*Prompt:* Without skipping anything, write out each record below exactly.

*Provided entries:*

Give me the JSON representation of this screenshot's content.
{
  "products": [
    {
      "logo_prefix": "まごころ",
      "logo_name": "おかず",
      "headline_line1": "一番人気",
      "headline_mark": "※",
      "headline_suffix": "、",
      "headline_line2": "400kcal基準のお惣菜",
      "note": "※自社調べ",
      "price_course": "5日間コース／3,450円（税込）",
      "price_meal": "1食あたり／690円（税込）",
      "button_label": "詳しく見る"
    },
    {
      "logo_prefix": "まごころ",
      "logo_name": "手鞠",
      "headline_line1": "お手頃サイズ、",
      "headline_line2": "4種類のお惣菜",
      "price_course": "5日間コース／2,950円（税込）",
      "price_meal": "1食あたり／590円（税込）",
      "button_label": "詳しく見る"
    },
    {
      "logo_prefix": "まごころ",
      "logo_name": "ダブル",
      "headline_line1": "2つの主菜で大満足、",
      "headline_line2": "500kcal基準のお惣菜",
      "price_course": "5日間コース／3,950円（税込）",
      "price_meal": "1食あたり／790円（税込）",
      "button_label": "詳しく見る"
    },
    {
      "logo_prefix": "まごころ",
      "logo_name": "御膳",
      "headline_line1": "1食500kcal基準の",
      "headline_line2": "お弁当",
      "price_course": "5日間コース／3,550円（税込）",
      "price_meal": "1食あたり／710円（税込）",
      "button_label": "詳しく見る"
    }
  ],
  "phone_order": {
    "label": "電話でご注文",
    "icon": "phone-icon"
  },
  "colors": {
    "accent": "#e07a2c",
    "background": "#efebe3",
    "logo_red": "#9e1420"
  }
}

*Solution:*
Give me the JSON representation of this screenshot's content.
{
  "products": [
    {
      "logo_prefix": "まごころ",
      "logo_name": "おかず",
      "headline_line1": "一番人気",
      "headline_mark": "※",
      "headline_suffix": "、",
      "headline_line2": "400kcal基準のお惣菜",
      "note": "※自社調べ",
      "price_course": "5日間コース／3,450円（税込）",
      "price_meal": "1食あたり／690円（税込）",
      "button_label": "詳しく見る"
    },
    {
      "logo_prefix": "まごころ",
      "logo_name": "手鞠",
      "headline_line1": "お手頃サイズ、",
      "headline_line2": "4種類のお惣菜",
      "price_course": "5日間コース／2,950円（税込）",
      "price_meal": "1食あたり／590円（税込）",
      "button_label": "詳しく見る"
    },
    {
      "logo_prefix": "まごころ",
      "logo_name": "ダブル",
      "headline_line1": "2つの主菜で大満足、",
      "headline_line2": "500kcal基準のお惣菜",
      "price_course": "5日間コース／3,950円（税込）",
      "price_meal": "1食あたり／790円（税込）",
      "button_label": "詳しく見る"
    },
    {
      "logo_prefix": "まごころ",
      "logo_name": "御膳",
      "headline_line1": "1食500kcal基準の",
      "headline_line2": "お弁当",
      "price_course": "5日間コース／3,550円（税込）",
      "price_meal": "1食あたり／710円（税込）",
      "button_label": "詳しく見る"
    }
  ],
  "phone_order": {
    "label": "電話でご注文",
    "icon": "phone-icon"
  },
  "colors": {
    "accent": "#e07a2c",
    "background": "#efebe3",
    "logo_red": "#9e1420"
  }
}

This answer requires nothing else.